## Task description
Pull every line with the word "median" out of the entries below.

(Structured figure records)
+--

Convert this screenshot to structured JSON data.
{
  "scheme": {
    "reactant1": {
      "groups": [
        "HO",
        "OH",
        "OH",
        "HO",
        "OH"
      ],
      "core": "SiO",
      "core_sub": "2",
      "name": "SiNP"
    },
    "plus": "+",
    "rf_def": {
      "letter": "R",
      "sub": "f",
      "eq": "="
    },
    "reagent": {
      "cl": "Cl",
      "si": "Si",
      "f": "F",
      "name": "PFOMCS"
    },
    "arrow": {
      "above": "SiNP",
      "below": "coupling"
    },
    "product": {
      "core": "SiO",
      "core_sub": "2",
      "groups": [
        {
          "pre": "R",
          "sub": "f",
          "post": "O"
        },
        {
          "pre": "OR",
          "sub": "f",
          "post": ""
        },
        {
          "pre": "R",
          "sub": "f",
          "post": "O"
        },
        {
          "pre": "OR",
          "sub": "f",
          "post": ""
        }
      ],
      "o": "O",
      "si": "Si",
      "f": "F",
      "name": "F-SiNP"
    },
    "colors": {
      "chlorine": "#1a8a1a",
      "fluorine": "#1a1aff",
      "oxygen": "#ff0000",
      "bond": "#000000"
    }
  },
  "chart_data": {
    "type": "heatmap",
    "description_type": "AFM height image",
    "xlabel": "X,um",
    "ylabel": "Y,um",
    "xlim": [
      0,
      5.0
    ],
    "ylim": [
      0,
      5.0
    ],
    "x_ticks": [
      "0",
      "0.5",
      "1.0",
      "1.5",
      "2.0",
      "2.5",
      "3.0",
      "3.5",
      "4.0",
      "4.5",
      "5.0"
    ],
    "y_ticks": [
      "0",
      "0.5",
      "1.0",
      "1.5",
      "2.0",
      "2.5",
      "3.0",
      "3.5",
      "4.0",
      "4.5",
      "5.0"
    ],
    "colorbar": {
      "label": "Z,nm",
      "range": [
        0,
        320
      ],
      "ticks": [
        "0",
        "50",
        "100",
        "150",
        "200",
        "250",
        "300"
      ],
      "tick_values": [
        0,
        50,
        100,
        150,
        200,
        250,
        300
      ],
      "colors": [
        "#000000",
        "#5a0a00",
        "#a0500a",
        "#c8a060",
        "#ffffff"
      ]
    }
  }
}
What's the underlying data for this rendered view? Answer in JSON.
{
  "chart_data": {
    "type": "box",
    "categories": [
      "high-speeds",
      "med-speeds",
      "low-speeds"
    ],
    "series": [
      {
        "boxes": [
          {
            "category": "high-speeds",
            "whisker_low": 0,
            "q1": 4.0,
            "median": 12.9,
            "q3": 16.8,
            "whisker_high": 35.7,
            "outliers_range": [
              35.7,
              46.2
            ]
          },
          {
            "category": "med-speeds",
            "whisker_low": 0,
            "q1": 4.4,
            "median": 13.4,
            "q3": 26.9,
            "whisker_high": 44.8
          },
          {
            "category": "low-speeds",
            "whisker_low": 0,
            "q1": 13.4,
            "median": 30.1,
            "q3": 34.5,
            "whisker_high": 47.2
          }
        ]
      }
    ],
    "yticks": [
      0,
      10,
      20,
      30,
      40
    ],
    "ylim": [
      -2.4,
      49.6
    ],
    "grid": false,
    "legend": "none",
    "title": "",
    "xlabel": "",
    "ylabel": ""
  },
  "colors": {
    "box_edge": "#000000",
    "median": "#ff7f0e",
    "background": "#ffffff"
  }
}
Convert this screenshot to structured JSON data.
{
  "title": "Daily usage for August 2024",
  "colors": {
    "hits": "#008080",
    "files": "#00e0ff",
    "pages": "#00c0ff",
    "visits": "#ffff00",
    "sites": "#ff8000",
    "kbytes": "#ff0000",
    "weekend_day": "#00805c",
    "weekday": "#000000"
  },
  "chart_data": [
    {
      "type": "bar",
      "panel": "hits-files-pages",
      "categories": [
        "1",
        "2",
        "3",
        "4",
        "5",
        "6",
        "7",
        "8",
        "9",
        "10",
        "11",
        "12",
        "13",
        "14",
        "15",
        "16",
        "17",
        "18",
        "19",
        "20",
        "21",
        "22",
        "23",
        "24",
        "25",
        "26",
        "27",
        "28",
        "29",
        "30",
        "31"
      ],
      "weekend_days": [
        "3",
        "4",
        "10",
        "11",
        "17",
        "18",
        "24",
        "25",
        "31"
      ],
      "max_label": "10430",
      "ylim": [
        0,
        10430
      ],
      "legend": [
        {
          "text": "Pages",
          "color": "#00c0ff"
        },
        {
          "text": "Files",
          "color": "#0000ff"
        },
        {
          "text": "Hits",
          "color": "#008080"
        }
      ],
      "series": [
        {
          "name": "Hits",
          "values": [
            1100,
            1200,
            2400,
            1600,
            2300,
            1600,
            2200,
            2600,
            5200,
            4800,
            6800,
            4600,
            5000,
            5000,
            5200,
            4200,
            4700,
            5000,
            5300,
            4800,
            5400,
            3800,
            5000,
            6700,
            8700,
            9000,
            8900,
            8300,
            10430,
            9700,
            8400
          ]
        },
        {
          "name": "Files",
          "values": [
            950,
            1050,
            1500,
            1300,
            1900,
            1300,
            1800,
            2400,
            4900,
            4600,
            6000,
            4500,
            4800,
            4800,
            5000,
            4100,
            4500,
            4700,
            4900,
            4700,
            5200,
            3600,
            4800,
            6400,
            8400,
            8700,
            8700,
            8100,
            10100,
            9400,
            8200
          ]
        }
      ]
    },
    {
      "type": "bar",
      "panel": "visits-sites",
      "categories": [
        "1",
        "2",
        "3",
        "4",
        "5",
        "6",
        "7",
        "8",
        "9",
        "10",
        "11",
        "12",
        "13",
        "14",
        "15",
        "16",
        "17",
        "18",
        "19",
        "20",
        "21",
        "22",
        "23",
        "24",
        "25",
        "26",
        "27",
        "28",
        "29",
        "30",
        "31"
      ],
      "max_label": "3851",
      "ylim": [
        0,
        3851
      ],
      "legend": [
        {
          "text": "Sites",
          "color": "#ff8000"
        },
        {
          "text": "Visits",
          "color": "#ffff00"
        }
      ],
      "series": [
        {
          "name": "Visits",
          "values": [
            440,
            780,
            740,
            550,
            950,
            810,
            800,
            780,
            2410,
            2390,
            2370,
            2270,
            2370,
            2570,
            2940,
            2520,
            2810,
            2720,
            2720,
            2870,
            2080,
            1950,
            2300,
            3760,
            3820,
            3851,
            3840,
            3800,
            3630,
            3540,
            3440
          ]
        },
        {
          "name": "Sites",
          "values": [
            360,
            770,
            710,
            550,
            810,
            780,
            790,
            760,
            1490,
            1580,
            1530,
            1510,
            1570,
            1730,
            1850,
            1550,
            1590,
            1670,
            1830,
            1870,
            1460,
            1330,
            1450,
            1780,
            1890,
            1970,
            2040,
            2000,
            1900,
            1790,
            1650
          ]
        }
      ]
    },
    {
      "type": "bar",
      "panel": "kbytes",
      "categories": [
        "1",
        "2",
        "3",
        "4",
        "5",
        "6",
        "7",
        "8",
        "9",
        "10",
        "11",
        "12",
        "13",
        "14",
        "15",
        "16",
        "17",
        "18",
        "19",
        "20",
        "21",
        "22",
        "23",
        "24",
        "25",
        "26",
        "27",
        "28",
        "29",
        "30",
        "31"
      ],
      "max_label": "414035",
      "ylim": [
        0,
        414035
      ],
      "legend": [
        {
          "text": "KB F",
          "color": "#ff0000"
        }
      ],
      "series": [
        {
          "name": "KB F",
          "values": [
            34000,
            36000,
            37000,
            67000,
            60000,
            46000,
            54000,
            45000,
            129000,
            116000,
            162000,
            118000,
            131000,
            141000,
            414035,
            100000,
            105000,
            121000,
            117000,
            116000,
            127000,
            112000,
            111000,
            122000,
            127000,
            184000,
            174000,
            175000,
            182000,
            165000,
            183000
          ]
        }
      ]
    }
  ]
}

+--

## Result of the exercise
            "median": 12.9,
            "median": 13.4,
            "median": 30.1,
    "median": "#ff7f0e",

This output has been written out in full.